> [GIVEN PROBLEM]: Write each record again exactly as it stands.

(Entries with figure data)

####

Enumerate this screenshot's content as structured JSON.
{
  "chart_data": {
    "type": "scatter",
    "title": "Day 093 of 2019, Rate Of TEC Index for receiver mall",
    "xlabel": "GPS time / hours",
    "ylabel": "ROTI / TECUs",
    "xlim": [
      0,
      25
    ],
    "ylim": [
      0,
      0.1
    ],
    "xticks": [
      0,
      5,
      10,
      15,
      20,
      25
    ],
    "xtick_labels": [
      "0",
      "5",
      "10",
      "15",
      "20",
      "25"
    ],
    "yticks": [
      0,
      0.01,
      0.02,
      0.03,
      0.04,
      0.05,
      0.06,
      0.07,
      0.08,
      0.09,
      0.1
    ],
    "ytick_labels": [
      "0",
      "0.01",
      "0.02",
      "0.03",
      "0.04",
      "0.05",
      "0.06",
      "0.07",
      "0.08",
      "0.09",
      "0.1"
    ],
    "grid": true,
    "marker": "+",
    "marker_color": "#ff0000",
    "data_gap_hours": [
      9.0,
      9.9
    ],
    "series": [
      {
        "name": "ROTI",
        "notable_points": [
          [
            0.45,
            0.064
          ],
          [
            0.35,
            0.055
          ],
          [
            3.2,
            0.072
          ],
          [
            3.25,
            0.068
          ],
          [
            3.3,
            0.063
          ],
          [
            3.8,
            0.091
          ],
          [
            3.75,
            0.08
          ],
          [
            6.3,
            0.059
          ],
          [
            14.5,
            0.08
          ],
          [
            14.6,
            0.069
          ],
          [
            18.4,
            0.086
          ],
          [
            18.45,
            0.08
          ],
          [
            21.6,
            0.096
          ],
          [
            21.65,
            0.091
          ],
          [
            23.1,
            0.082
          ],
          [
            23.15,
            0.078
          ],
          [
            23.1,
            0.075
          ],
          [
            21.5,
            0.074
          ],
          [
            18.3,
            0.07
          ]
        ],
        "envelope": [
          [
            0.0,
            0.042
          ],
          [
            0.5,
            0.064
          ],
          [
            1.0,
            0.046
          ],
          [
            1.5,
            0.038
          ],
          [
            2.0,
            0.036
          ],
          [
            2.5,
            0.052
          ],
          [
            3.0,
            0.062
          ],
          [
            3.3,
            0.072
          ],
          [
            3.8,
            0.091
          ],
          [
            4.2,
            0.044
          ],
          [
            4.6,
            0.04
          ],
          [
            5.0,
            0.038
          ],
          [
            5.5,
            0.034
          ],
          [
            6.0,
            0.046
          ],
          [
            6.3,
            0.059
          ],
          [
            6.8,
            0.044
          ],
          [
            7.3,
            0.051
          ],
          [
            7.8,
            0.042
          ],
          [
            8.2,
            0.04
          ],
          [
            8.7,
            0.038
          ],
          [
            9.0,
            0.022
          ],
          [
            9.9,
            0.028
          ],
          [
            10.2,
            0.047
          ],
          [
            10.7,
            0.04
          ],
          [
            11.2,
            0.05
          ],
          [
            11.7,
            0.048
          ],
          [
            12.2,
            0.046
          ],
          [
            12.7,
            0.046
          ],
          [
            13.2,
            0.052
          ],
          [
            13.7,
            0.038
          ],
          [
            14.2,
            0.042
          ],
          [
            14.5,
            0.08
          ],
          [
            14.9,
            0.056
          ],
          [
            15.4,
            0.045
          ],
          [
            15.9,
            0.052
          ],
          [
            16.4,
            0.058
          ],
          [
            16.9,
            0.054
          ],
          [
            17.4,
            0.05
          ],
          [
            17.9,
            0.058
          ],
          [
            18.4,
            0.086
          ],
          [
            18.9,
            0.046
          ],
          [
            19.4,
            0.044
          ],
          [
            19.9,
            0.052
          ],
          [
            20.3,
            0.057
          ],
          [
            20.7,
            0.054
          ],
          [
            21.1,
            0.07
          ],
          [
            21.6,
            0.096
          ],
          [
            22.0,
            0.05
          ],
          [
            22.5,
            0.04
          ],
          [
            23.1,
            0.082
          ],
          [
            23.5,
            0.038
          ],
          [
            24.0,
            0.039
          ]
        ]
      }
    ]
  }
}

####

> [RESULT BELOW]:
Enumerate this screenshot's content as structured JSON.
{
  "chart_data": {
    "type": "scatter",
    "title": "Day 093 of 2019, Rate Of TEC Index for receiver mall",
    "xlabel": "GPS time / hours",
    "ylabel": "ROTI / TECUs",
    "xlim": [
      0,
      25
    ],
    "ylim": [
      0,
      0.1
    ],
    "xticks": [
      0,
      5,
      10,
      15,
      20,
      25
    ],
    "xtick_labels": [
      "0",
      "5",
      "10",
      "15",
      "20",
      "25"
    ],
    "yticks": [
      0,
      0.01,
      0.02,
      0.03,
      0.04,
      0.05,
      0.06,
      0.07,
      0.08,
      0.09,
      0.1
    ],
    "ytick_labels": [
      "0",
      "0.01",
      "0.02",
      "0.03",
      "0.04",
      "0.05",
      "0.06",
      "0.07",
      "0.08",
      "0.09",
      "0.1"
    ],
    "grid": true,
    "marker": "+",
    "marker_color": "#ff0000",
    "data_gap_hours": [
      9.0,
      9.9
    ],
    "series": [
      {
        "name": "ROTI",
        "notable_points": [
          [
            0.45,
            0.064
          ],
          [
            0.35,
            0.055
          ],
          [
            3.2,
            0.072
          ],
          [
            3.25,
            0.068
          ],
          [
            3.3,
            0.063
          ],
          [
            3.8,
            0.091
          ],
          [
            3.75,
            0.08
          ],
          [
            6.3,
            0.059
          ],
          [
            14.5,
            0.08
          ],
          [
            14.6,
            0.069
          ],
          [
            18.4,
            0.086
          ],
          [
            18.45,
            0.08
          ],
          [
            21.6,
            0.096
          ],
          [
            21.65,
            0.091
          ],
          [
            23.1,
            0.082
          ],
          [
            23.15,
            0.078
          ],
          [
            23.1,
            0.075
          ],
          [
            21.5,
            0.074
          ],
          [
            18.3,
            0.07
          ]
        ],
        "envelope": [
          [
            0.0,
            0.042
          ],
          [
            0.5,
            0.064
          ],
          [
            1.0,
            0.046
          ],
          [
            1.5,
            0.038
          ],
          [
            2.0,
            0.036
          ],
          [
            2.5,
            0.052
          ],
          [
            3.0,
            0.062
          ],
          [
            3.3,
            0.072
          ],
          [
            3.8,
            0.091
          ],
          [
            4.2,
            0.044
          ],
          [
            4.6,
            0.04
          ],
          [
            5.0,
            0.038
          ],
          [
            5.5,
            0.034
          ],
          [
            6.0,
            0.046
          ],
          [
            6.3,
            0.059
          ],
          [
            6.8,
            0.044
          ],
          [
            7.3,
            0.051
          ],
          [
            7.8,
            0.042
          ],
          [
            8.2,
            0.04
          ],
          [
            8.7,
            0.038
          ],
          [
            9.0,
            0.022
          ],
          [
            9.9,
            0.028
          ],
          [
            10.2,
            0.047
          ],
          [
            10.7,
            0.04
          ],
          [
            11.2,
            0.05
          ],
          [
            11.7,
            0.048
          ],
          [
            12.2,
            0.046
          ],
          [
            12.7,
            0.046
          ],
          [
            13.2,
            0.052
          ],
          [
            13.7,
            0.038
          ],
          [
            14.2,
            0.042
          ],
          [
            14.5,
            0.08
          ],
          [
            14.9,
            0.056
          ],
          [
            15.4,
            0.045
          ],
          [
            15.9,
            0.052
          ],
          [
            16.4,
            0.058
          ],
          [
            16.9,
            0.054
          ],
          [
            17.4,
            0.05
          ],
          [
            17.9,
            0.058
          ],
          [
            18.4,
            0.086
          ],
          [
            18.9,
            0.046
          ],
          [
            19.4,
            0.044
          ],
          [
            19.9,
            0.052
          ],
          [
            20.3,
            0.057
          ],
          [
            20.7,
            0.054
          ],
          [
            21.1,
            0.07
          ],
          [
            21.6,
            0.096
          ],
          [
            22.0,
            0.05
          ],
          [
            22.5,
            0.04
          ],
          [
            23.1,
            0.082
          ],
          [
            23.5,
            0.038
          ],
          [
            24.0,
            0.039
          ]
        ]
      }
    ]
  }
}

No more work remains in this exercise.